### What to produce
Copy the changelog word for word, starting with "Version 1.5 (Stewarts" and going on through "in Hyde Park.".

### Selected passage

Version 1.8 (Butterfly Effect)
This is a mostly inconsequential fix, primarily involving extracting some code into more common locations, further testing.
- When waking up after the timer would otherwise have been fired, schedule for immediate execution.
Version 1.7 (Sleeping Satellite)
- Track surfaceHolder as a local var, clearing it when the surface is disabled.
- Keep a local variable holding the surface, and maintain it through onSurfaceCreated(), onSurfaceDestroyed(), and onSurfaceChanged(). It’s hard to tell if it’s necessary, but the documentation says they will throttle you should you ever do so at the wrong time, and I won’t risk it. Just another case where the Android documentation just doesn’t help you do the right thing; I should be able to trust getSurfaceHolder() will never lead me astray, but I can’t, it seems. Too many fucking callbacks.
- Disable the background timer on loss of visibility; reenable it when we become visible again. The timer will continue as usual - if making it visible means it should fire immediately, it will.
- Improve network checking, and use it in both doubletap and scheduled fire cases.
- Move to RGB_565. This one makes me want to cry. Loading and tracking ARGB_8888 is a massive, massive performance hit over RGB_565, and quite frankly, in this day and age, it ought not to be. This is an N1, for heaven’s sake, it ought to *fly*. But the difference between c.drawImage() to the wallpaper surface from RGB_565 is an order of magnitude cheaper than RGB_8888. Technically, this probably isn’t a sacrifice in quality… on the device I own. But I can’t imagine that 565 is the native format on all devices everywhere, and quite frankly I think it sucks that 8888 isn’t the optimized path.
Version 1.5 (Stewarts Anonymous)
- Adding a network check on the scheduling process.
- Adding a list of banned terms (“nude”, “naked”) to avoid seeing naked base jumper arse in Hyde Park.

### Records supplied
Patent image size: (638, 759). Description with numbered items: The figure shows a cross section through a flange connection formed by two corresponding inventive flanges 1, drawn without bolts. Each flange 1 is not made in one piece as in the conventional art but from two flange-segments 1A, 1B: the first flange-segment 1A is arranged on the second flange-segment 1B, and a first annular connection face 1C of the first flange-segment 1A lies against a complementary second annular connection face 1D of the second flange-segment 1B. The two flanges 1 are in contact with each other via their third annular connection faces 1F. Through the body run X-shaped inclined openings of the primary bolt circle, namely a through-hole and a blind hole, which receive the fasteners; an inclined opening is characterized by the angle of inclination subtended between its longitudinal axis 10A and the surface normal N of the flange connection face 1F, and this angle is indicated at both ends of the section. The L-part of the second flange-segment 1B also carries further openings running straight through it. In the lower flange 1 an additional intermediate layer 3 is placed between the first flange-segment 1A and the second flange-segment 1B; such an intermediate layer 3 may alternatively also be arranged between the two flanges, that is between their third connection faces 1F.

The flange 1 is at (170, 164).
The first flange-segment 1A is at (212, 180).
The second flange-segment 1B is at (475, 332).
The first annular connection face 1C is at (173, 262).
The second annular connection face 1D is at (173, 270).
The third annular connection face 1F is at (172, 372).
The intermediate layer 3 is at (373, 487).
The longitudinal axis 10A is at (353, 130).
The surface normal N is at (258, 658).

### Output of the task
Version 1.5 (Stewarts Anonymous)
- Adding a network check on the scheduling process.
- Adding a list of banned terms (“nude”, “naked”) to avoid seeing naked base jumper arse in Hyde Park.